● **Record excerpts**:
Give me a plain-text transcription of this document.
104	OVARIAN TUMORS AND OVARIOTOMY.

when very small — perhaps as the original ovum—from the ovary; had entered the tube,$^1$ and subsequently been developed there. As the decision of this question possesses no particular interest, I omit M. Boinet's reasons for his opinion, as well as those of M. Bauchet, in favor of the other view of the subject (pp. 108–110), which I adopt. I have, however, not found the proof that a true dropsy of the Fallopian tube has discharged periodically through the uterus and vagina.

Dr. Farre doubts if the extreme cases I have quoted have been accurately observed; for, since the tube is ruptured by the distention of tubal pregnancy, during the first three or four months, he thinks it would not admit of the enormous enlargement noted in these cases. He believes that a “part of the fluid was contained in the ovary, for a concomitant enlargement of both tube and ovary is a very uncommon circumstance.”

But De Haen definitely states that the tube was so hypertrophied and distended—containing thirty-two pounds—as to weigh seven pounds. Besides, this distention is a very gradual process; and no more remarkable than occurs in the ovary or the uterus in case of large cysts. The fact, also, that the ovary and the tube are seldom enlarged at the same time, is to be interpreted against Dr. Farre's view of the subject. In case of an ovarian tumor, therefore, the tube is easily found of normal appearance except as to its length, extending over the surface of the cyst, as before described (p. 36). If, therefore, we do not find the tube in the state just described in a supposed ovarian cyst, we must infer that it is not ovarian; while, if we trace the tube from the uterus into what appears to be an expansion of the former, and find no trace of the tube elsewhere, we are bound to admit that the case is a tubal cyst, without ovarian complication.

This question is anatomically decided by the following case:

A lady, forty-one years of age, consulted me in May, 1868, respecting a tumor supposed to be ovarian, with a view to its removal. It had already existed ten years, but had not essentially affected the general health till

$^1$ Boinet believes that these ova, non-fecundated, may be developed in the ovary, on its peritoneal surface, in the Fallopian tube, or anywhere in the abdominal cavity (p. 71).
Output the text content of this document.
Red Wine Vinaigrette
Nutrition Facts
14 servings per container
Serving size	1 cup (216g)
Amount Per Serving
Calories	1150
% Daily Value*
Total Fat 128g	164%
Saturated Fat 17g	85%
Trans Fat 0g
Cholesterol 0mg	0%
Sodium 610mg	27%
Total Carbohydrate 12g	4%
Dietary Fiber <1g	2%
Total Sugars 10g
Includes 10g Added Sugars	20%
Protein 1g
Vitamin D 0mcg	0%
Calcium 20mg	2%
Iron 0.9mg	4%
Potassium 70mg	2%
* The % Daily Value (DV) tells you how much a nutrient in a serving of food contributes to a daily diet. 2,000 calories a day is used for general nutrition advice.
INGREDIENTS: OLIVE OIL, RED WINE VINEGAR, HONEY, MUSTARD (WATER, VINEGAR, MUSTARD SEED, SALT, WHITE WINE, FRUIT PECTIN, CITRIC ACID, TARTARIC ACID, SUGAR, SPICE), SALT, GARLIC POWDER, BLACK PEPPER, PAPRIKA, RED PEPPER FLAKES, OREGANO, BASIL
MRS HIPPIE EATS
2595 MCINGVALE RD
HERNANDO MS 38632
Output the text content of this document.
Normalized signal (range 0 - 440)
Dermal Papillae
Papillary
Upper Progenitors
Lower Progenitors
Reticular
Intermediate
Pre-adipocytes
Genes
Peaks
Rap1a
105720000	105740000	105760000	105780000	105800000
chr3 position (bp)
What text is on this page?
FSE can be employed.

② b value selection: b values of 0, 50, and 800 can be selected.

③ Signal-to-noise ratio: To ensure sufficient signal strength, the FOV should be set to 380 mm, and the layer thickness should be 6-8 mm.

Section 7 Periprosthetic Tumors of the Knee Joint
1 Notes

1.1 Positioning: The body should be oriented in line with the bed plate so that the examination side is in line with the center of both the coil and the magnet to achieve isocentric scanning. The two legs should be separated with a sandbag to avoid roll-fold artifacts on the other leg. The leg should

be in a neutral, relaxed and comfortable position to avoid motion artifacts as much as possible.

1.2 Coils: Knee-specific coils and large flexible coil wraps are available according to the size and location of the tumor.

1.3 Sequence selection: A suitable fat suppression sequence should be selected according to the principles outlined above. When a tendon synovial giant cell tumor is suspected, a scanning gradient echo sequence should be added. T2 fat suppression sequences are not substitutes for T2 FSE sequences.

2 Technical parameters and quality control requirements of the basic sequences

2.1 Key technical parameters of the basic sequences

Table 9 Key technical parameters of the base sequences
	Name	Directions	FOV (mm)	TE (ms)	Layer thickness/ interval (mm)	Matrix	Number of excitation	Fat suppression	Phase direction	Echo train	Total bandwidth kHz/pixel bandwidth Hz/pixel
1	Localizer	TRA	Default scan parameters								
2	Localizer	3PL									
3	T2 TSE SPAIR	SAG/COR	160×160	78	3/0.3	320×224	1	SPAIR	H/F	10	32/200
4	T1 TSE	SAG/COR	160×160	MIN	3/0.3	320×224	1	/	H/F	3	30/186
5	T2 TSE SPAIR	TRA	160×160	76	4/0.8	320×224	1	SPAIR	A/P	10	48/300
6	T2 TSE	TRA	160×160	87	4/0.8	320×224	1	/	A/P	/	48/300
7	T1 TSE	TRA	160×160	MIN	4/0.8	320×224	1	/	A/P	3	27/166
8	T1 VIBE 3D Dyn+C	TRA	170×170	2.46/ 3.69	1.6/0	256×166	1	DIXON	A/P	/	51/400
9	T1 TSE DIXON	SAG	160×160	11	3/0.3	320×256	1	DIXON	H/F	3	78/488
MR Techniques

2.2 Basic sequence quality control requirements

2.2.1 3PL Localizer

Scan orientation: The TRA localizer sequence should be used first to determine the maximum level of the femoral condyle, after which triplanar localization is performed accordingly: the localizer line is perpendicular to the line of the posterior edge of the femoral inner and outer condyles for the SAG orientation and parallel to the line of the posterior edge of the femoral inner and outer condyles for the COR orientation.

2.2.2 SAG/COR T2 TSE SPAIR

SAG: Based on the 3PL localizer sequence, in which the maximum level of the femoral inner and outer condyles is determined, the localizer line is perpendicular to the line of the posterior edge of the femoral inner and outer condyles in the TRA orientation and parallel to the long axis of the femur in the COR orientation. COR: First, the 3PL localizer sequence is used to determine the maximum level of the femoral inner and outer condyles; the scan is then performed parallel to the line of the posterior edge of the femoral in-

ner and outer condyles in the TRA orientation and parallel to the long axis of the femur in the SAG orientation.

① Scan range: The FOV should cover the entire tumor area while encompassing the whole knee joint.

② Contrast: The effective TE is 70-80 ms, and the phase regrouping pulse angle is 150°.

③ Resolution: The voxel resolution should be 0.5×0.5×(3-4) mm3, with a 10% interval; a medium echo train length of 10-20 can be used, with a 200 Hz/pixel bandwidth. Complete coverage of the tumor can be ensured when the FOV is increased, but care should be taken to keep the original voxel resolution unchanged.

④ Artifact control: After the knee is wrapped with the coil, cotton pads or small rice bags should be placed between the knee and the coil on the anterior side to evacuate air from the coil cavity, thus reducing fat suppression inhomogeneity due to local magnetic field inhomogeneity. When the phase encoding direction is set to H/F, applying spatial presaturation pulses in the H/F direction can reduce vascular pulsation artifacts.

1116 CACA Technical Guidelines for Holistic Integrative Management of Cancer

● **Problem to solve**: None of the lines above may be skipped. Transcribe each one exactly.

● **Task result**:
Give me a plain-text transcription of this document.
104	OVARIAN TUMORS AND OVARIOTOMY.

when very small — perhaps as the original ovum—from the ovary; had entered the tube,$^1$ and subsequently been developed there. As the decision of this question possesses no particular interest, I omit M. Boinet's reasons for his opinion, as well as those of M. Bauchet, in favor of the other view of the subject (pp. 108–110), which I adopt. I have, however, not found the proof that a true dropsy of the Fallopian tube has discharged periodically through the uterus and vagina.

Dr. Farre doubts if the extreme cases I have quoted have been accurately observed; for, since the tube is ruptured by the distention of tubal pregnancy, during the first three or four months, he thinks it would not admit of the enormous enlargement noted in these cases. He believes that a “part of the fluid was contained in the ovary, for a concomitant enlargement of both tube and ovary is a very uncommon circumstance.”

But De Haen definitely states that the tube was so hypertrophied and distended—containing thirty-two pounds—as to weigh seven pounds. Besides, this distention is a very gradual process; and no more remarkable than occurs in the ovary or the uterus in case of large cysts. The fact, also, that the ovary and the tube are seldom enlarged at the same time, is to be interpreted against Dr. Farre's view of the subject. In case of an ovarian tumor, therefore, the tube is easily found of normal appearance except as to its length, extending over the surface of the cyst, as before described (p. 36). If, therefore, we do not find the tube in the state just described in a supposed ovarian cyst, we must infer that it is not ovarian; while, if we trace the tube from the uterus into what appears to be an expansion of the former, and find no trace of the tube elsewhere, we are bound to admit that the case is a tubal cyst, without ovarian complication.

This question is anatomically decided by the following case:

A lady, forty-one years of age, consulted me in May, 1868, respecting a tumor supposed to be ovarian, with a view to its removal. It had already existed ten years, but had not essentially affected the general health till

$^1$ Boinet believes that these ova, non-fecundated, may be developed in the ovary, on its peritoneal surface, in the Fallopian tube, or anywhere in the abdominal cavity (p. 71).
Output the text content of this document.
Red Wine Vinaigrette
Nutrition Facts
14 servings per container
Serving size	1 cup (216g)
Amount Per Serving
Calories	1150
% Daily Value*
Total Fat 128g	164%
Saturated Fat 17g	85%
Trans Fat 0g
Cholesterol 0mg	0%
Sodium 610mg	27%
Total Carbohydrate 12g	4%
Dietary Fiber <1g	2%
Total Sugars 10g
Includes 10g Added Sugars	20%
Protein 1g
Vitamin D 0mcg	0%
Calcium 20mg	2%
Iron 0.9mg	4%
Potassium 70mg	2%
* The % Daily Value (DV) tells you how much a nutrient in a serving of food contributes to a daily diet. 2,000 calories a day is used for general nutrition advice.
INGREDIENTS: OLIVE OIL, RED WINE VINEGAR, HONEY, MUSTARD (WATER, VINEGAR, MUSTARD SEED, SALT, WHITE WINE, FRUIT PECTIN, CITRIC ACID, TARTARIC ACID, SUGAR, SPICE), SALT, GARLIC POWDER, BLACK PEPPER, PAPRIKA, RED PEPPER FLAKES, OREGANO, BASIL
MRS HIPPIE EATS
2595 MCINGVALE RD
HERNANDO MS 38632
Output the text content of this document.
Normalized signal (range 0 - 440)
Dermal Papillae
Papillary
Upper Progenitors
Lower Progenitors
Reticular
Intermediate
Pre-adipocytes
Genes
Peaks
Rap1a
105720000	105740000	105760000	105780000	105800000
chr3 position (bp)
What text is on this page?
FSE can be employed.

② b value selection: b values of 0, 50, and 800 can be selected.

③ Signal-to-noise ratio: To ensure sufficient signal strength, the FOV should be set to 380 mm, and the layer thickness should be 6-8 mm.

Section 7 Periprosthetic Tumors of the Knee Joint
1 Notes

1.1 Positioning: The body should be oriented in line with the bed plate so that the examination side is in line with the center of both the coil and the magnet to achieve isocentric scanning. The two legs should be separated with a sandbag to avoid roll-fold artifacts on the other leg. The leg should

be in a neutral, relaxed and comfortable position to avoid motion artifacts as much as possible.

1.2 Coils: Knee-specific coils and large flexible coil wraps are available according to the size and location of the tumor.

1.3 Sequence selection: A suitable fat suppression sequence should be selected according to the principles outlined above. When a tendon synovial giant cell tumor is suspected, a scanning gradient echo sequence should be added. T2 fat suppression sequences are not substitutes for T2 FSE sequences.

2 Technical parameters and quality control requirements of the basic sequences

2.1 Key technical parameters of the basic sequences

Table 9 Key technical parameters of the base sequences
	Name	Directions	FOV (mm)	TE (ms)	Layer thickness/ interval (mm)	Matrix	Number of excitation	Fat suppression	Phase direction	Echo train	Total bandwidth kHz/pixel bandwidth Hz/pixel
1	Localizer	TRA	Default scan parameters								
2	Localizer	3PL									
3	T2 TSE SPAIR	SAG/COR	160×160	78	3/0.3	320×224	1	SPAIR	H/F	10	32/200
4	T1 TSE	SAG/COR	160×160	MIN	3/0.3	320×224	1	/	H/F	3	30/186
5	T2 TSE SPAIR	TRA	160×160	76	4/0.8	320×224	1	SPAIR	A/P	10	48/300
6	T2 TSE	TRA	160×160	87	4/0.8	320×224	1	/	A/P	/	48/300
7	T1 TSE	TRA	160×160	MIN	4/0.8	320×224	1	/	A/P	3	27/166
8	T1 VIBE 3D Dyn+C	TRA	170×170	2.46/ 3.69	1.6/0	256×166	1	DIXON	A/P	/	51/400
9	T1 TSE DIXON	SAG	160×160	11	3/0.3	320×256	1	DIXON	H/F	3	78/488
MR Techniques

2.2 Basic sequence quality control requirements

2.2.1 3PL Localizer

Scan orientation: The TRA localizer sequence should be used first to determine the maximum level of the femoral condyle, after which triplanar localization is performed accordingly: the localizer line is perpendicular to the line of the posterior edge of the femoral inner and outer condyles for the SAG orientation and parallel to the line of the posterior edge of the femoral inner and outer condyles for the COR orientation.

2.2.2 SAG/COR T2 TSE SPAIR

SAG: Based on the 3PL localizer sequence, in which the maximum level of the femoral inner and outer condyles is determined, the localizer line is perpendicular to the line of the posterior edge of the femoral inner and outer condyles in the TRA orientation and parallel to the long axis of the femur in the COR orientation. COR: First, the 3PL localizer sequence is used to determine the maximum level of the femoral inner and outer condyles; the scan is then performed parallel to the line of the posterior edge of the femoral in-

ner and outer condyles in the TRA orientation and parallel to the long axis of the femur in the SAG orientation.

① Scan range: The FOV should cover the entire tumor area while encompassing the whole knee joint.

② Contrast: The effective TE is 70-80 ms, and the phase regrouping pulse angle is 150°.

③ Resolution: The voxel resolution should be 0.5×0.5×(3-4) mm3, with a 10% interval; a medium echo train length of 10-20 can be used, with a 200 Hz/pixel bandwidth. Complete coverage of the tumor can be ensured when the FOV is increased, but care should be taken to keep the original voxel resolution unchanged.

④ Artifact control: After the knee is wrapped with the coil, cotton pads or small rice bags should be placed between the knee and the coil on the anterior side to evacuate air from the coil cavity, thus reducing fat suppression inhomogeneity due to local magnetic field inhomogeneity. When the phase encoding direction is set to H/F, applying spatial presaturation pulses in the H/F direction can reduce vascular pulsation artifacts.

1116 CACA Technical Guidelines for Holistic Integrative Management of Cancer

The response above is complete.